▼▼▼

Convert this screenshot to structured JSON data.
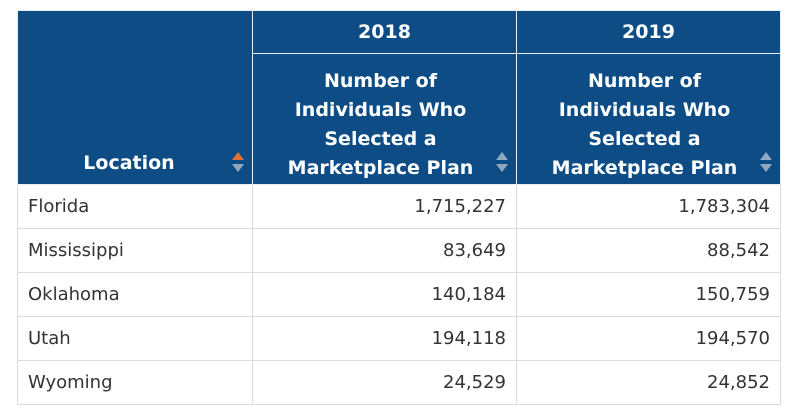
{
  "table": {
    "years": [
      "2018",
      "2019"
    ],
    "location_header": "Location",
    "metric_header": "Number of Individuals Who Selected a Marketplace Plan",
    "rows": [
      {
        "location": "Florida",
        "v2018": "1,715,227",
        "v2019": "1,783,304"
      },
      {
        "location": "Mississippi",
        "v2018": "83,649",
        "v2019": "88,542"
      },
      {
        "location": "Oklahoma",
        "v2018": "140,184",
        "v2019": "150,759"
      },
      {
        "location": "Utah",
        "v2018": "194,118",
        "v2019": "194,570"
      },
      {
        "location": "Wyoming",
        "v2018": "24,529",
        "v2019": "24,852"
      }
    ]
  },
  "colors": {
    "header_bg": "#0d4c84",
    "sort_active": "#e2703a",
    "sort_inactive": "#8fa8c0"
  }
}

▲▲▲

THE PROBLEM — Would you mind returning each entry above word for word, skipping the images?

WRITTEN ANSWER —
Convert this screenshot to structured JSON data.
{
  "table": {
    "years": [
      "2018",
      "2019"
    ],
    "location_header": "Location",
    "metric_header": "Number of Individuals Who Selected a Marketplace Plan",
    "rows": [
      {
        "location": "Florida",
        "v2018": "1,715,227",
        "v2019": "1,783,304"
      },
      {
        "location": "Mississippi",
        "v2018": "83,649",
        "v2019": "88,542"
      },
      {
        "location": "Oklahoma",
        "v2018": "140,184",
        "v2019": "150,759"
      },
      {
        "location": "Utah",
        "v2018": "194,118",
        "v2019": "194,570"
      },
      {
        "location": "Wyoming",
        "v2018": "24,529",
        "v2019": "24,852"
      }
    ]
  },
  "colors": {
    "header_bg": "#0d4c84",
    "sort_active": "#e2703a",
    "sort_inactive": "#8fa8c0"
  }
}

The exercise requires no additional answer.